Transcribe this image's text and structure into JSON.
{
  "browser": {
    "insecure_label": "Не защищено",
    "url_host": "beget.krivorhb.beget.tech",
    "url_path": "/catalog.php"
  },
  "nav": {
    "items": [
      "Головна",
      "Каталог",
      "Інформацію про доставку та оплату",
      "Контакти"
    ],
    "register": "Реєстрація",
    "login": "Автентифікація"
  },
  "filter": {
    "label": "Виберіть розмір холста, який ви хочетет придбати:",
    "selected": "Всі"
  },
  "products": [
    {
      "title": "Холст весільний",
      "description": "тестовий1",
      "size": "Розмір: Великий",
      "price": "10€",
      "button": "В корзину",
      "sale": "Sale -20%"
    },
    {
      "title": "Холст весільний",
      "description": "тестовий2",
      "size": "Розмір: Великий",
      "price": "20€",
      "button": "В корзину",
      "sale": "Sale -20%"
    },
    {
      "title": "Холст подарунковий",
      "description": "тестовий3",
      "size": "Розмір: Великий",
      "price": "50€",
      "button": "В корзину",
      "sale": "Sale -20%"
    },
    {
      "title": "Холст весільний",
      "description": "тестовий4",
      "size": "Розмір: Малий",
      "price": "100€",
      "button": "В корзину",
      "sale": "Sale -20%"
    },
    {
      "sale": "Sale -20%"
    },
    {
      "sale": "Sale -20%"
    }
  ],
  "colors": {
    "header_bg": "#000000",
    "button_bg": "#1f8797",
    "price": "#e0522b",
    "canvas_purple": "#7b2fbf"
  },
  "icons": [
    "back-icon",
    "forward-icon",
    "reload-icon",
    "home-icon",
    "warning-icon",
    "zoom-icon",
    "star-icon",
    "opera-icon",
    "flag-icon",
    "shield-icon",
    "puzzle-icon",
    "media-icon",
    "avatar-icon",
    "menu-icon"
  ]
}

— Work to do —
Write the material out again word for word.

— Written solution —
Transcribe this image's text and structure into JSON.
{
  "browser": {
    "insecure_label": "Не защищено",
    "url_host": "beget.krivorhb.beget.tech",
    "url_path": "/catalog.php"
  },
  "nav": {
    "items": [
      "Головна",
      "Каталог",
      "Інформацію про доставку та оплату",
      "Контакти"
    ],
    "register": "Реєстрація",
    "login": "Автентифікація"
  },
  "filter": {
    "label": "Виберіть розмір холста, який ви хочетет придбати:",
    "selected": "Всі"
  },
  "products": [
    {
      "title": "Холст весільний",
      "description": "тестовий1",
      "size": "Розмір: Великий",
      "price": "10€",
      "button": "В корзину",
      "sale": "Sale -20%"
    },
    {
      "title": "Холст весільний",
      "description": "тестовий2",
      "size": "Розмір: Великий",
      "price": "20€",
      "button": "В корзину",
      "sale": "Sale -20%"
    },
    {
      "title": "Холст подарунковий",
      "description": "тестовий3",
      "size": "Розмір: Великий",
      "price": "50€",
      "button": "В корзину",
      "sale": "Sale -20%"
    },
    {
      "title": "Холст весільний",
      "description": "тестовий4",
      "size": "Розмір: Малий",
      "price": "100€",
      "button": "В корзину",
      "sale": "Sale -20%"
    },
    {
      "sale": "Sale -20%"
    },
    {
      "sale": "Sale -20%"
    }
  ],
  "colors": {
    "header_bg": "#000000",
    "button_bg": "#1f8797",
    "price": "#e0522b",
    "canvas_purple": "#7b2fbf"
  },
  "icons": [
    "back-icon",
    "forward-icon",
    "reload-icon",
    "home-icon",
    "warning-icon",
    "zoom-icon",
    "star-icon",
    "opera-icon",
    "flag-icon",
    "shield-icon",
    "puzzle-icon",
    "media-icon",
    "avatar-icon",
    "menu-icon"
  ]
}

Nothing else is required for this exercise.